>>>>>

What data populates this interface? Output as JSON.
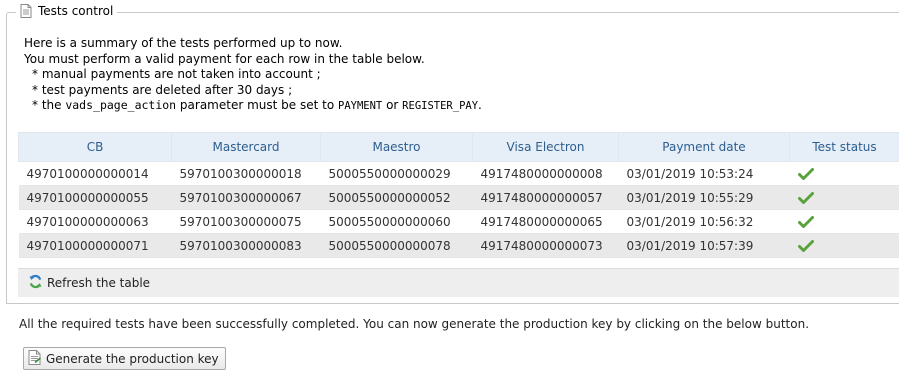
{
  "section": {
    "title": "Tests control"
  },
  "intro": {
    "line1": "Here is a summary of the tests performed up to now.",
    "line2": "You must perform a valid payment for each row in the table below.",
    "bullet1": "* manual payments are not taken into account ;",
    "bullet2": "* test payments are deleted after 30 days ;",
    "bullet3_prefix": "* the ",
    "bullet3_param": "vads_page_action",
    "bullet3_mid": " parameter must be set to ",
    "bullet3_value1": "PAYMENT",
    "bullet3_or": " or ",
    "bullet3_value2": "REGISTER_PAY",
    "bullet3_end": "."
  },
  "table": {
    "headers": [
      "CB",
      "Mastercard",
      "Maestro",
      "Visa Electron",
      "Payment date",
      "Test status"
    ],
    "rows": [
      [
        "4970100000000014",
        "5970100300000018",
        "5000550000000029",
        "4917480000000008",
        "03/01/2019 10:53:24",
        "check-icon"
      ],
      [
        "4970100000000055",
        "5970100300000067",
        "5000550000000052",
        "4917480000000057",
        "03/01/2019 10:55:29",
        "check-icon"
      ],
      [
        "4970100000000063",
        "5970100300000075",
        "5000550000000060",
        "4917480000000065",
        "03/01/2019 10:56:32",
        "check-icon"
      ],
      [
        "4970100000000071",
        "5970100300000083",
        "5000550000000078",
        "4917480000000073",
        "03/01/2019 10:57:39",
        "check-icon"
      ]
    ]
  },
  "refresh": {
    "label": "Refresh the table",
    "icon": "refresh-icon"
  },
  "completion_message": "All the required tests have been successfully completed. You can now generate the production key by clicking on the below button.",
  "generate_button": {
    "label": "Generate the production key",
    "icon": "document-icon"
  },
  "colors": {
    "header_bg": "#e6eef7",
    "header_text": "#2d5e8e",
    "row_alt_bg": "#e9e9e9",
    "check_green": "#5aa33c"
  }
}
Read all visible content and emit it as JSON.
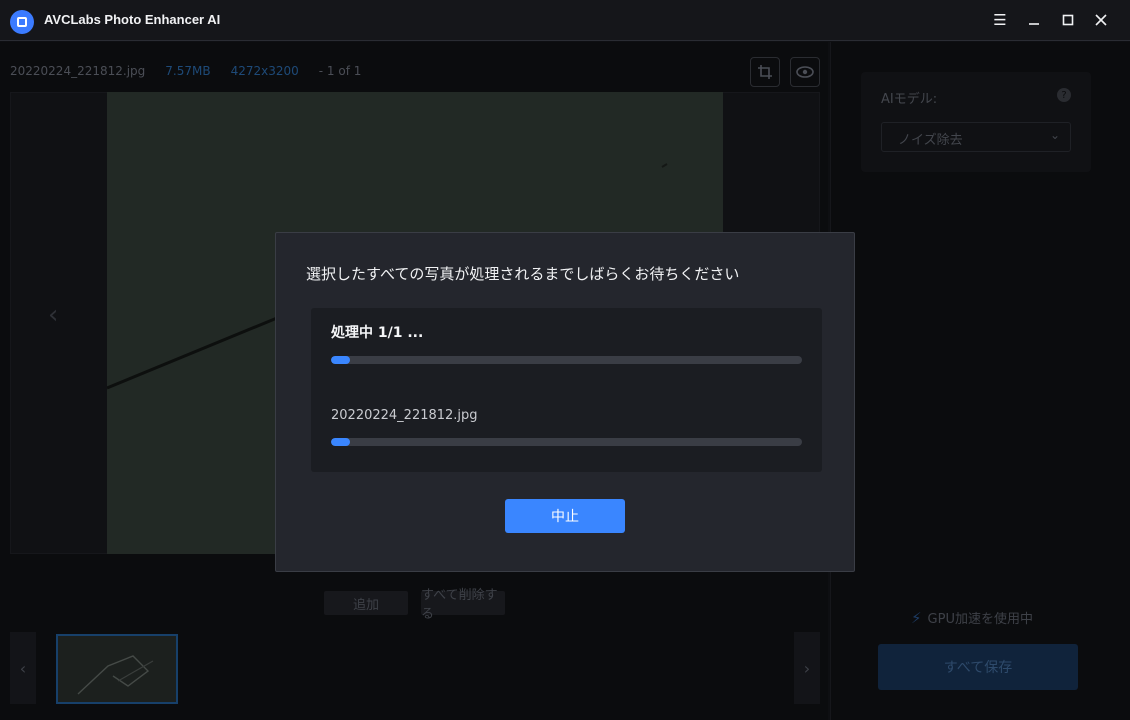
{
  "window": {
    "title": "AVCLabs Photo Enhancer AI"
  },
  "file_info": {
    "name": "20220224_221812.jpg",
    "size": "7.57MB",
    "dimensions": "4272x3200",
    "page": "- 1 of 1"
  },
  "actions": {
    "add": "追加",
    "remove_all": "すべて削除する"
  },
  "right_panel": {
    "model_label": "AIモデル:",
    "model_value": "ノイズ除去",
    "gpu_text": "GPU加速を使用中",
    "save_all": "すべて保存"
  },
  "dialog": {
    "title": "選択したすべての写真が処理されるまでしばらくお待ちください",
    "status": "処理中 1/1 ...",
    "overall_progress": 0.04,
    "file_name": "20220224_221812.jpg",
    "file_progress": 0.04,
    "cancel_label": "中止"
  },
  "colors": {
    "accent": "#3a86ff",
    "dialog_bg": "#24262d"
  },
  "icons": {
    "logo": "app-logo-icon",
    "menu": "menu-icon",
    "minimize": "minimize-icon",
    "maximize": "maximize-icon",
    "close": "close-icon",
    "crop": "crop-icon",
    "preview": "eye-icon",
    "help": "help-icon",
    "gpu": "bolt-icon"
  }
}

<<<<<

YOUR GOAL
Transcribe the material as is, with images omitted.

OUTPUT FOR THIS TASK
What data populates this interface? Output as JSON.
{
  "section": {
    "title": "Tests control"
  },
  "intro": {
    "line1": "Here is a summary of the tests performed up to now.",
    "line2": "You must perform a valid payment for each row in the table below.",
    "bullet1": "* manual payments are not taken into account ;",
    "bullet2": "* test payments are deleted after 30 days ;",
    "bullet3_prefix": "* the ",
    "bullet3_param": "vads_page_action",
    "bullet3_mid": " parameter must be set to ",
    "bullet3_value1": "PAYMENT",
    "bullet3_or": " or ",
    "bullet3_value2": "REGISTER_PAY",
    "bullet3_end": "."
  },
  "table": {
    "headers": [
      "CB",
      "Mastercard",
      "Maestro",
      "Visa Electron",
      "Payment date",
      "Test status"
    ],
    "rows": [
      [
        "4970100000000014",
        "5970100300000018",
        "5000550000000029",
        "4917480000000008",
        "03/01/2019 10:53:24",
        "check-icon"
      ],
      [
        "4970100000000055",
        "5970100300000067",
        "5000550000000052",
        "4917480000000057",
        "03/01/2019 10:55:29",
        "check-icon"
      ],
      [
        "4970100000000063",
        "5970100300000075",
        "5000550000000060",
        "4917480000000065",
        "03/01/2019 10:56:32",
        "check-icon"
      ],
      [
        "4970100000000071",
        "5970100300000083",
        "5000550000000078",
        "4917480000000073",
        "03/01/2019 10:57:39",
        "check-icon"
      ]
    ]
  },
  "refresh": {
    "label": "Refresh the table",
    "icon": "refresh-icon"
  },
  "completion_message": "All the required tests have been successfully completed. You can now generate the production key by clicking on the below button.",
  "generate_button": {
    "label": "Generate the production key",
    "icon": "document-icon"
  },
  "colors": {
    "header_bg": "#e6eef7",
    "header_text": "#2d5e8e",
    "row_alt_bg": "#e9e9e9",
    "check_green": "#5aa33c"
  }
}
Read all visible content and emit it as JSON.
{
  "window": {
    "title": "AVCLabs Photo Enhancer AI"
  },
  "file_info": {
    "name": "20220224_221812.jpg",
    "size": "7.57MB",
    "dimensions": "4272x3200",
    "page": "- 1 of 1"
  },
  "actions": {
    "add": "追加",
    "remove_all": "すべて削除する"
  },
  "right_panel": {
    "model_label": "AIモデル:",
    "model_value": "ノイズ除去",
    "gpu_text": "GPU加速を使用中",
    "save_all": "すべて保存"
  },
  "dialog": {
    "title": "選択したすべての写真が処理されるまでしばらくお待ちください",
    "status": "処理中 1/1 ...",
    "overall_progress": 0.04,
    "file_name": "20220224_221812.jpg",
    "file_progress": 0.04,
    "cancel_label": "中止"
  },
  "colors": {
    "accent": "#3a86ff",
    "dialog_bg": "#24262d"
  },
  "icons": {
    "logo": "app-logo-icon",
    "menu": "menu-icon",
    "minimize": "minimize-icon",
    "maximize": "maximize-icon",
    "close": "close-icon",
    "crop": "crop-icon",
    "preview": "eye-icon",
    "help": "help-icon",
    "gpu": "bolt-icon"
  }
}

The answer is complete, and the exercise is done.